WHAT TO DO:
Each entry below must be repeated exactly, with pictures left out.

Stored entries
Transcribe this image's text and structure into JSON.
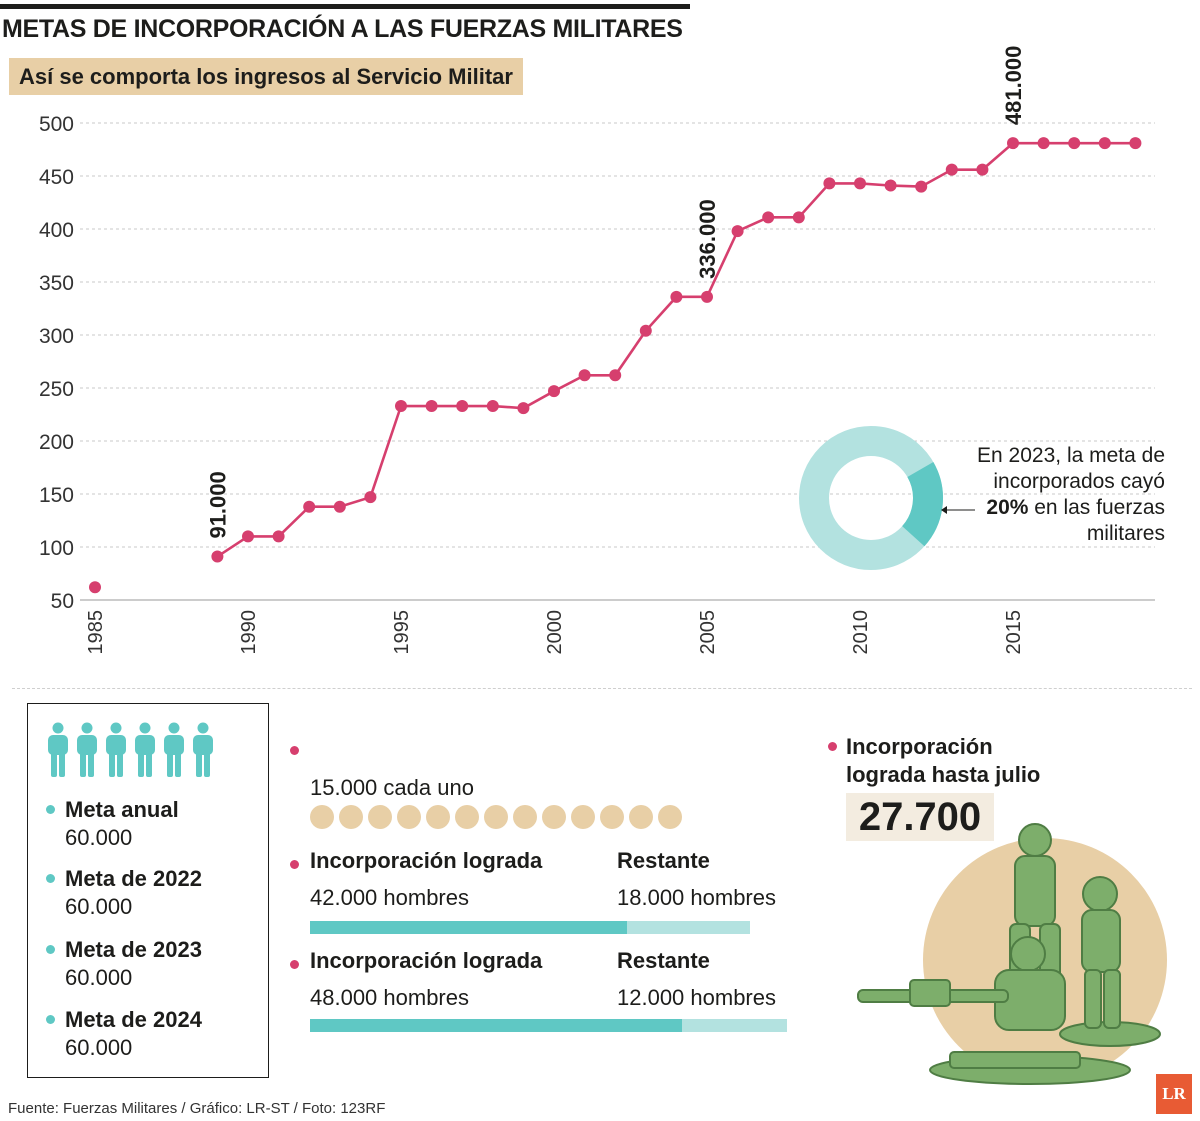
{
  "header": {
    "title": "METAS DE INCORPORACIÓN A LAS FUERZAS MILITARES",
    "subtitle": "Así se comporta los ingresos al Servicio Militar"
  },
  "chart_data": {
    "type": "line",
    "title": "",
    "xlabel": "",
    "ylabel": "",
    "ylim": [
      50,
      500
    ],
    "yticks": [
      50,
      100,
      150,
      200,
      250,
      300,
      350,
      400,
      450,
      500
    ],
    "xticks": [
      1985,
      1990,
      1995,
      2000,
      2005,
      2010,
      2015
    ],
    "grid": "horizontal-dashed",
    "isolated_point": {
      "x": 1985,
      "y": 62
    },
    "x": [
      1989,
      1990,
      1991,
      1992,
      1993,
      1994,
      1995,
      1996,
      1997,
      1998,
      1999,
      2000,
      2001,
      2002,
      2003,
      2004,
      2005,
      2006,
      2007,
      2008,
      2009,
      2010,
      2011,
      2012,
      2013,
      2014,
      2015,
      2016,
      2017,
      2018,
      2019
    ],
    "y": [
      91,
      110,
      110,
      138,
      138,
      147,
      233,
      233,
      233,
      233,
      231,
      247,
      262,
      262,
      304,
      336,
      336,
      398,
      411,
      411,
      443,
      443,
      441,
      440,
      456,
      456,
      481,
      481,
      481,
      481,
      481
    ],
    "annotations": [
      {
        "x": 1989,
        "y": 91,
        "text": "91.000"
      },
      {
        "x": 2005,
        "y": 336,
        "text": "336.000"
      },
      {
        "x": 2015,
        "y": 481,
        "text": "481.000"
      }
    ],
    "series_color": "#d63f6e"
  },
  "donut": {
    "percent": 20,
    "text_before": "En 2023, la meta de incorporados cayó ",
    "highlight": "20%",
    "text_after": " en las fuerzas militares",
    "color_main": "#b3e2e0",
    "color_highlight": "#5fc8c4"
  },
  "goals": [
    {
      "label": "Meta anual",
      "value": "60.000"
    },
    {
      "label": "Meta de 2022",
      "value": "60.000"
    },
    {
      "label": "Meta de 2023",
      "value": "60.000"
    },
    {
      "label": "Meta de 2024",
      "value": "60.000"
    }
  ],
  "coins": {
    "caption": "15.000 cada uno",
    "count": 13
  },
  "progress": [
    {
      "achieved_label": "Incorporación lograda",
      "achieved_value": "42.000 hombres",
      "remaining_label": "Restante",
      "remaining_value": "18.000 hombres",
      "achieved_fraction": 0.7
    },
    {
      "achieved_label": "Incorporación lograda",
      "achieved_value": "48.000 hombres",
      "remaining_label": "Restante",
      "remaining_value": "12.000 hombres",
      "achieved_fraction": 0.8
    }
  ],
  "achieved": {
    "label_line1": "Incorporación",
    "label_line2": "lograda hasta julio",
    "value": "27.700"
  },
  "source": "Fuente: Fuerzas Militares / Gráfico: LR-ST / Foto: 123RF",
  "logo": "LR",
  "colors": {
    "accent": "#d63f6e",
    "teal": "#5fc8c4",
    "teal_light": "#b3e2e0",
    "sand": "#e8cfa6"
  }
}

RESULT BELOW:
Transcribe this image's text and structure into JSON.
{
  "header": {
    "title": "METAS DE INCORPORACIÓN A LAS FUERZAS MILITARES",
    "subtitle": "Así se comporta los ingresos al Servicio Militar"
  },
  "chart_data": {
    "type": "line",
    "title": "",
    "xlabel": "",
    "ylabel": "",
    "ylim": [
      50,
      500
    ],
    "yticks": [
      50,
      100,
      150,
      200,
      250,
      300,
      350,
      400,
      450,
      500
    ],
    "xticks": [
      1985,
      1990,
      1995,
      2000,
      2005,
      2010,
      2015
    ],
    "grid": "horizontal-dashed",
    "isolated_point": {
      "x": 1985,
      "y": 62
    },
    "x": [
      1989,
      1990,
      1991,
      1992,
      1993,
      1994,
      1995,
      1996,
      1997,
      1998,
      1999,
      2000,
      2001,
      2002,
      2003,
      2004,
      2005,
      2006,
      2007,
      2008,
      2009,
      2010,
      2011,
      2012,
      2013,
      2014,
      2015,
      2016,
      2017,
      2018,
      2019
    ],
    "y": [
      91,
      110,
      110,
      138,
      138,
      147,
      233,
      233,
      233,
      233,
      231,
      247,
      262,
      262,
      304,
      336,
      336,
      398,
      411,
      411,
      443,
      443,
      441,
      440,
      456,
      456,
      481,
      481,
      481,
      481,
      481
    ],
    "annotations": [
      {
        "x": 1989,
        "y": 91,
        "text": "91.000"
      },
      {
        "x": 2005,
        "y": 336,
        "text": "336.000"
      },
      {
        "x": 2015,
        "y": 481,
        "text": "481.000"
      }
    ],
    "series_color": "#d63f6e"
  },
  "donut": {
    "percent": 20,
    "text_before": "En 2023, la meta de incorporados cayó ",
    "highlight": "20%",
    "text_after": " en las fuerzas militares",
    "color_main": "#b3e2e0",
    "color_highlight": "#5fc8c4"
  },
  "goals": [
    {
      "label": "Meta anual",
      "value": "60.000"
    },
    {
      "label": "Meta de 2022",
      "value": "60.000"
    },
    {
      "label": "Meta de 2023",
      "value": "60.000"
    },
    {
      "label": "Meta de 2024",
      "value": "60.000"
    }
  ],
  "coins": {
    "caption": "15.000 cada uno",
    "count": 13
  },
  "progress": [
    {
      "achieved_label": "Incorporación lograda",
      "achieved_value": "42.000 hombres",
      "remaining_label": "Restante",
      "remaining_value": "18.000 hombres",
      "achieved_fraction": 0.7
    },
    {
      "achieved_label": "Incorporación lograda",
      "achieved_value": "48.000 hombres",
      "remaining_label": "Restante",
      "remaining_value": "12.000 hombres",
      "achieved_fraction": 0.8
    }
  ],
  "achieved": {
    "label_line1": "Incorporación",
    "label_line2": "lograda hasta julio",
    "value": "27.700"
  },
  "source": "Fuente: Fuerzas Militares / Gráfico: LR-ST / Foto: 123RF",
  "logo": "LR",
  "colors": {
    "accent": "#d63f6e",
    "teal": "#5fc8c4",
    "teal_light": "#b3e2e0",
    "sand": "#e8cfa6"
  }
}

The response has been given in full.